━━━ INPUT ROWS

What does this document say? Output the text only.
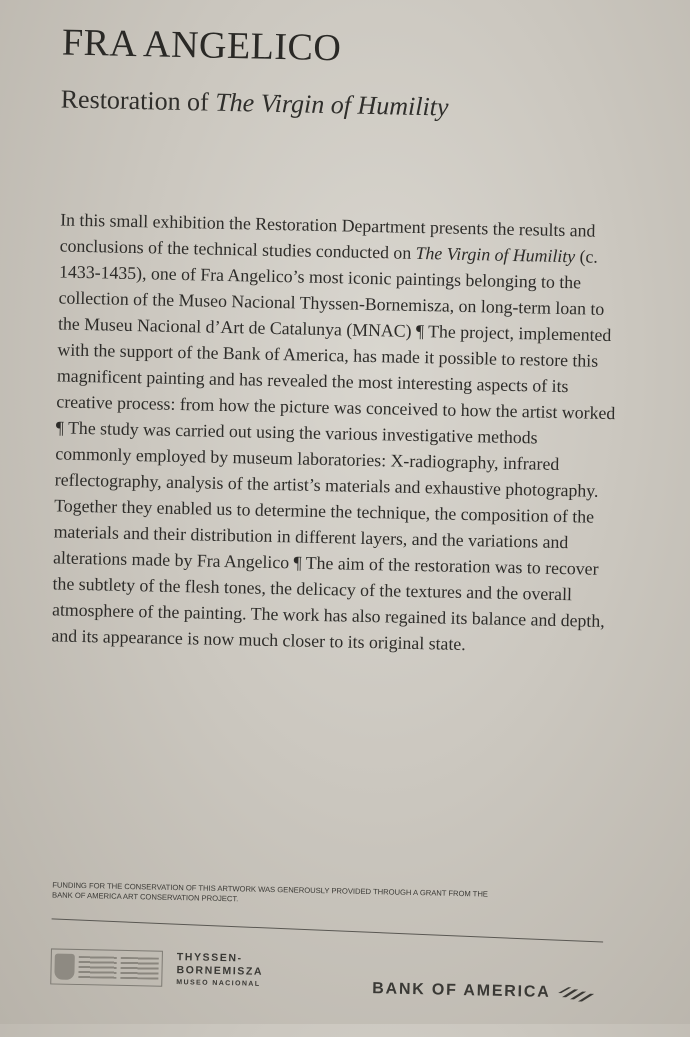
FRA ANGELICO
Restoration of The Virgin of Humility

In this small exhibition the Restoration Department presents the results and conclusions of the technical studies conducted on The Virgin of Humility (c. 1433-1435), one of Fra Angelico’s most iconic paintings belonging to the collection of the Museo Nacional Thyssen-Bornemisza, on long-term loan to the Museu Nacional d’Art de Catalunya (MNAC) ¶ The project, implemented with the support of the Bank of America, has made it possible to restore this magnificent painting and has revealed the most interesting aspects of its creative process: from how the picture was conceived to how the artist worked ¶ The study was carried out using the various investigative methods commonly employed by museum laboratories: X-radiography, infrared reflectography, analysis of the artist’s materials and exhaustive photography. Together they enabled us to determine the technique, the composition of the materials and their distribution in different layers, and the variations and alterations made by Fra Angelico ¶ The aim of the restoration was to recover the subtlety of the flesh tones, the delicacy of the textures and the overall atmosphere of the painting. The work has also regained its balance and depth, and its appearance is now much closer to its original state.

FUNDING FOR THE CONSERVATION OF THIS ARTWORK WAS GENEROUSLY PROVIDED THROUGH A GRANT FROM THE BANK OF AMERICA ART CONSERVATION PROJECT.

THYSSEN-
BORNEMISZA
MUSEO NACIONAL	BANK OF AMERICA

━━━━━━

• [WHAT NEEDS TO BE DONE]
Send back the data above word for word, with the pictures left out.

• [TASK RESPONSE]
What does this document say? Output the text only.
FRA ANGELICO
Restoration of The Virgin of Humility

In this small exhibition the Restoration Department presents the results and conclusions of the technical studies conducted on The Virgin of Humility (c. 1433-1435), one of Fra Angelico’s most iconic paintings belonging to the collection of the Museo Nacional Thyssen-Bornemisza, on long-term loan to the Museu Nacional d’Art de Catalunya (MNAC) ¶ The project, implemented with the support of the Bank of America, has made it possible to restore this magnificent painting and has revealed the most interesting aspects of its creative process: from how the picture was conceived to how the artist worked ¶ The study was carried out using the various investigative methods commonly employed by museum laboratories: X-radiography, infrared reflectography, analysis of the artist’s materials and exhaustive photography. Together they enabled us to determine the technique, the composition of the materials and their distribution in different layers, and the variations and alterations made by Fra Angelico ¶ The aim of the restoration was to recover the subtlety of the flesh tones, the delicacy of the textures and the overall atmosphere of the painting. The work has also regained its balance and depth, and its appearance is now much closer to its original state.

FUNDING FOR THE CONSERVATION OF THIS ARTWORK WAS GENEROUSLY PROVIDED THROUGH A GRANT FROM THE BANK OF AMERICA ART CONSERVATION PROJECT.

THYSSEN-
BORNEMISZA
MUSEO NACIONAL	BANK OF AMERICA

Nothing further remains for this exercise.